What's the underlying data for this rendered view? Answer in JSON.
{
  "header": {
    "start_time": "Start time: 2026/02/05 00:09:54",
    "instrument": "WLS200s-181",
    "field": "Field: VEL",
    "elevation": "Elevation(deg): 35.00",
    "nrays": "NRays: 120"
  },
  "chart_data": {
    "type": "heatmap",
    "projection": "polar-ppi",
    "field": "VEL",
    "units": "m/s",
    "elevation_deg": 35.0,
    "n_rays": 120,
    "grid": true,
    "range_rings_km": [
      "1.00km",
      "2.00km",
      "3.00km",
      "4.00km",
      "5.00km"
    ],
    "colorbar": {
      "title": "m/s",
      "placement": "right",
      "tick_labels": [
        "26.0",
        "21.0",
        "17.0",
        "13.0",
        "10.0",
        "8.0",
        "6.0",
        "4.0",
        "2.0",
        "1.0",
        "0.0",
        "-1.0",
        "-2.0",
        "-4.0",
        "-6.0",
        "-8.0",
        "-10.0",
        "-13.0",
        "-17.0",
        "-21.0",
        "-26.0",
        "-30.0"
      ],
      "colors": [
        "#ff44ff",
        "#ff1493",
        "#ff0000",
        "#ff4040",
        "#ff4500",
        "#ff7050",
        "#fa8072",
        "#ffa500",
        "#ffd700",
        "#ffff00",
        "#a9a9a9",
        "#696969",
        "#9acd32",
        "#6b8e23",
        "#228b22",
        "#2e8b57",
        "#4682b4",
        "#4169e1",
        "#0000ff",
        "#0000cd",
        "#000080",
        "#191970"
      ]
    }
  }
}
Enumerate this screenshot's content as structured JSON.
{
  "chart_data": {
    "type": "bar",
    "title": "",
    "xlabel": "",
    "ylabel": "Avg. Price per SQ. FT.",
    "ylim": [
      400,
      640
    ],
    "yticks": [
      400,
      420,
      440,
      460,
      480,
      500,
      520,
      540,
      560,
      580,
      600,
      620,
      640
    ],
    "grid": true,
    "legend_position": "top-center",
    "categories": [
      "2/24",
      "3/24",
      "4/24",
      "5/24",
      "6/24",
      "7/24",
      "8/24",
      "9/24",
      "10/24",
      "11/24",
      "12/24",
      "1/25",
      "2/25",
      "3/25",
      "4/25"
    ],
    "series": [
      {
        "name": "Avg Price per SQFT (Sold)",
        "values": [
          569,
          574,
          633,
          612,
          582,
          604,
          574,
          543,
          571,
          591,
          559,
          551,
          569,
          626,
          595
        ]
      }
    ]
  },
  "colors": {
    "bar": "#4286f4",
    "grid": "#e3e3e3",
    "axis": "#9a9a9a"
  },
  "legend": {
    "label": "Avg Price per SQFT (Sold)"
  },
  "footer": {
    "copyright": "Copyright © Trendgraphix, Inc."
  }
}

_WHAT YOU NEED TO DO_
Output the records above in their entirety, exactly.

_CORRECT RESPONSE_
What's the underlying data for this rendered view? Answer in JSON.
{
  "header": {
    "start_time": "Start time: 2026/02/05 00:09:54",
    "instrument": "WLS200s-181",
    "field": "Field: VEL",
    "elevation": "Elevation(deg): 35.00",
    "nrays": "NRays: 120"
  },
  "chart_data": {
    "type": "heatmap",
    "projection": "polar-ppi",
    "field": "VEL",
    "units": "m/s",
    "elevation_deg": 35.0,
    "n_rays": 120,
    "grid": true,
    "range_rings_km": [
      "1.00km",
      "2.00km",
      "3.00km",
      "4.00km",
      "5.00km"
    ],
    "colorbar": {
      "title": "m/s",
      "placement": "right",
      "tick_labels": [
        "26.0",
        "21.0",
        "17.0",
        "13.0",
        "10.0",
        "8.0",
        "6.0",
        "4.0",
        "2.0",
        "1.0",
        "0.0",
        "-1.0",
        "-2.0",
        "-4.0",
        "-6.0",
        "-8.0",
        "-10.0",
        "-13.0",
        "-17.0",
        "-21.0",
        "-26.0",
        "-30.0"
      ],
      "colors": [
        "#ff44ff",
        "#ff1493",
        "#ff0000",
        "#ff4040",
        "#ff4500",
        "#ff7050",
        "#fa8072",
        "#ffa500",
        "#ffd700",
        "#ffff00",
        "#a9a9a9",
        "#696969",
        "#9acd32",
        "#6b8e23",
        "#228b22",
        "#2e8b57",
        "#4682b4",
        "#4169e1",
        "#0000ff",
        "#0000cd",
        "#000080",
        "#191970"
      ]
    }
  }
}
Enumerate this screenshot's content as structured JSON.
{
  "chart_data": {
    "type": "bar",
    "title": "",
    "xlabel": "",
    "ylabel": "Avg. Price per SQ. FT.",
    "ylim": [
      400,
      640
    ],
    "yticks": [
      400,
      420,
      440,
      460,
      480,
      500,
      520,
      540,
      560,
      580,
      600,
      620,
      640
    ],
    "grid": true,
    "legend_position": "top-center",
    "categories": [
      "2/24",
      "3/24",
      "4/24",
      "5/24",
      "6/24",
      "7/24",
      "8/24",
      "9/24",
      "10/24",
      "11/24",
      "12/24",
      "1/25",
      "2/25",
      "3/25",
      "4/25"
    ],
    "series": [
      {
        "name": "Avg Price per SQFT (Sold)",
        "values": [
          569,
          574,
          633,
          612,
          582,
          604,
          574,
          543,
          571,
          591,
          559,
          551,
          569,
          626,
          595
        ]
      }
    ]
  },
  "colors": {
    "bar": "#4286f4",
    "grid": "#e3e3e3",
    "axis": "#9a9a9a"
  },
  "legend": {
    "label": "Avg Price per SQFT (Sold)"
  },
  "footer": {
    "copyright": "Copyright © Trendgraphix, Inc."
  }
}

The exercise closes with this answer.